### What is asked
Pictures do not belong in your copy. Repeat all the other data exactly.

++++++

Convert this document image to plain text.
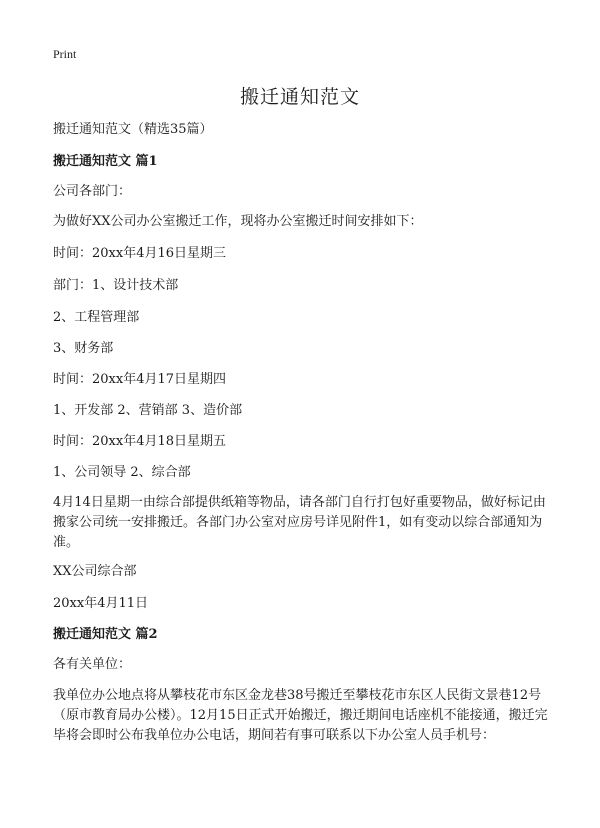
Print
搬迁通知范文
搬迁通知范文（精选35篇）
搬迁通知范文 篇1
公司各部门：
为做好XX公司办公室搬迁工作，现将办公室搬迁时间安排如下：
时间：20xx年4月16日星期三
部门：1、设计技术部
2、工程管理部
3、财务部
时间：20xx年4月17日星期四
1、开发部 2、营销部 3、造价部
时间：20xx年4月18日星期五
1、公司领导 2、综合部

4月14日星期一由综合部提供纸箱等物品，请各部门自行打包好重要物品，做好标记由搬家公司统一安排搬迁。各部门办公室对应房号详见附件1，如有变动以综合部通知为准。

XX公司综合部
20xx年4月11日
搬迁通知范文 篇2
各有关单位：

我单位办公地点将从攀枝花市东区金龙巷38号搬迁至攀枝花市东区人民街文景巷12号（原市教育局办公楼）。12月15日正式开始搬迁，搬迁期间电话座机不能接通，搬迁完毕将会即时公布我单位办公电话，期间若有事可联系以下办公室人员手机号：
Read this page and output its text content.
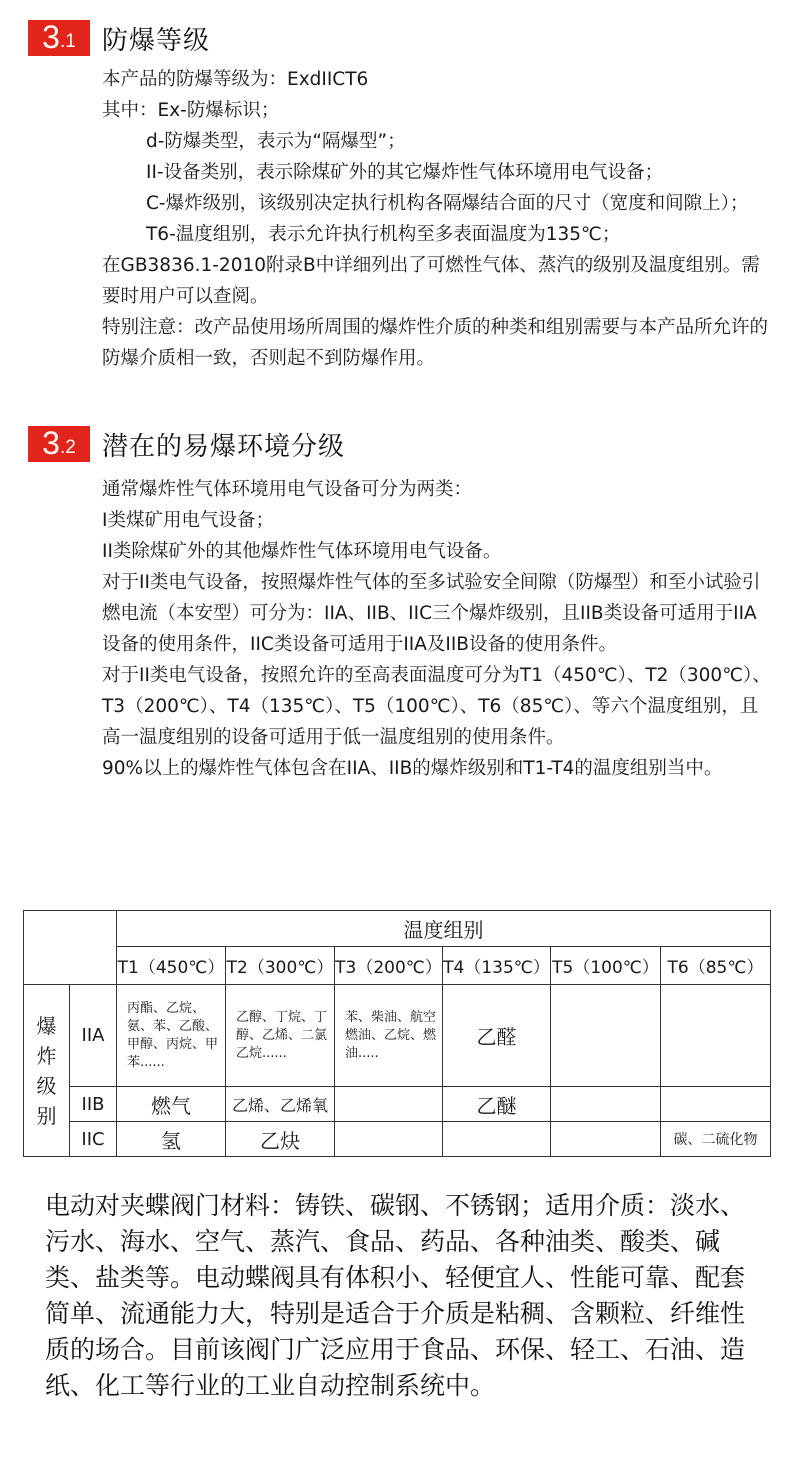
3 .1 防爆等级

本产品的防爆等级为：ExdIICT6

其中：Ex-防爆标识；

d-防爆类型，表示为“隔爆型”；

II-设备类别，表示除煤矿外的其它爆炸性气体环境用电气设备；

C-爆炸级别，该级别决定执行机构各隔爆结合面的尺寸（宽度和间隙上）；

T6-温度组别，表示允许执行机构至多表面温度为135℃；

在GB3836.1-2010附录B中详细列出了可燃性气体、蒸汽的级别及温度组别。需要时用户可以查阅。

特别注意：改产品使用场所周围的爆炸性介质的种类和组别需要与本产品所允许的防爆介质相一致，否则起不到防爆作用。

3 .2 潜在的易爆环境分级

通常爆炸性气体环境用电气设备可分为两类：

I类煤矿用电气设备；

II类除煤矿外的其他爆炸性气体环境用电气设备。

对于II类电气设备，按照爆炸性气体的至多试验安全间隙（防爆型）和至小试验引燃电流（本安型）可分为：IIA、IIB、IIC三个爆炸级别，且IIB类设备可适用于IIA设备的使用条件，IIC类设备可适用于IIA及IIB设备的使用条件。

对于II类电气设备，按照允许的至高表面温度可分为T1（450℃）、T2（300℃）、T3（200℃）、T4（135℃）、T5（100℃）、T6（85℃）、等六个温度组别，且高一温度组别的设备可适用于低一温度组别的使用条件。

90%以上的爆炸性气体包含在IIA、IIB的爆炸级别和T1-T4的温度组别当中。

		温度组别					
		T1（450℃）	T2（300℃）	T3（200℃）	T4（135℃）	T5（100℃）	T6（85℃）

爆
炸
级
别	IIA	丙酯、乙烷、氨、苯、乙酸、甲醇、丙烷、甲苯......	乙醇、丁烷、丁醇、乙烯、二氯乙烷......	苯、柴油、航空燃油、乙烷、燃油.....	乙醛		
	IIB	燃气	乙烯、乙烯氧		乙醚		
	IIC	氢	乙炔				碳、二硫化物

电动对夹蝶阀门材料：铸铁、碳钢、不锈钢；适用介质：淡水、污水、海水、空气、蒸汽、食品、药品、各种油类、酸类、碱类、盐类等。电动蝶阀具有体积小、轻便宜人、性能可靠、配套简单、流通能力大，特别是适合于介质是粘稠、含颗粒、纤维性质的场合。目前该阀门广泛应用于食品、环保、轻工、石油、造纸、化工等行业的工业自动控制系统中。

++++++

### Result for this exercise
Convert this document image to plain text.
Print
搬迁通知范文
搬迁通知范文（精选35篇）
搬迁通知范文 篇1
公司各部门：
为做好XX公司办公室搬迁工作，现将办公室搬迁时间安排如下：
时间：20xx年4月16日星期三
部门：1、设计技术部
2、工程管理部
3、财务部
时间：20xx年4月17日星期四
1、开发部 2、营销部 3、造价部
时间：20xx年4月18日星期五
1、公司领导 2、综合部

4月14日星期一由综合部提供纸箱等物品，请各部门自行打包好重要物品，做好标记由搬家公司统一安排搬迁。各部门办公室对应房号详见附件1，如有变动以综合部通知为准。

XX公司综合部
20xx年4月11日
搬迁通知范文 篇2
各有关单位：

我单位办公地点将从攀枝花市东区金龙巷38号搬迁至攀枝花市东区人民街文景巷12号（原市教育局办公楼）。12月15日正式开始搬迁，搬迁期间电话座机不能接通，搬迁完毕将会即时公布我单位办公电话，期间若有事可联系以下办公室人员手机号：
Read this page and output its text content.
3 .1 防爆等级

本产品的防爆等级为：ExdIICT6

其中：Ex-防爆标识；

d-防爆类型，表示为“隔爆型”；

II-设备类别，表示除煤矿外的其它爆炸性气体环境用电气设备；

C-爆炸级别，该级别决定执行机构各隔爆结合面的尺寸（宽度和间隙上）；

T6-温度组别，表示允许执行机构至多表面温度为135℃；

在GB3836.1-2010附录B中详细列出了可燃性气体、蒸汽的级别及温度组别。需要时用户可以查阅。

特别注意：改产品使用场所周围的爆炸性介质的种类和组别需要与本产品所允许的防爆介质相一致，否则起不到防爆作用。

3 .2 潜在的易爆环境分级

通常爆炸性气体环境用电气设备可分为两类：

I类煤矿用电气设备；

II类除煤矿外的其他爆炸性气体环境用电气设备。

对于II类电气设备，按照爆炸性气体的至多试验安全间隙（防爆型）和至小试验引燃电流（本安型）可分为：IIA、IIB、IIC三个爆炸级别，且IIB类设备可适用于IIA设备的使用条件，IIC类设备可适用于IIA及IIB设备的使用条件。

对于II类电气设备，按照允许的至高表面温度可分为T1（450℃）、T2（300℃）、T3（200℃）、T4（135℃）、T5（100℃）、T6（85℃）、等六个温度组别，且高一温度组别的设备可适用于低一温度组别的使用条件。

90%以上的爆炸性气体包含在IIA、IIB的爆炸级别和T1-T4的温度组别当中。

		温度组别					
		T1（450℃）	T2（300℃）	T3（200℃）	T4（135℃）	T5（100℃）	T6（85℃）

爆
炸
级
别	IIA	丙酯、乙烷、氨、苯、乙酸、甲醇、丙烷、甲苯......	乙醇、丁烷、丁醇、乙烯、二氯乙烷......	苯、柴油、航空燃油、乙烷、燃油.....	乙醛		
	IIB	燃气	乙烯、乙烯氧		乙醚		
	IIC	氢	乙炔				碳、二硫化物

电动对夹蝶阀门材料：铸铁、碳钢、不锈钢；适用介质：淡水、污水、海水、空气、蒸汽、食品、药品、各种油类、酸类、碱类、盐类等。电动蝶阀具有体积小、轻便宜人、性能可靠、配套简单、流通能力大，特别是适合于介质是粘稠、含颗粒、纤维性质的场合。目前该阀门广泛应用于食品、环保、轻工、石油、造纸、化工等行业的工业自动控制系统中。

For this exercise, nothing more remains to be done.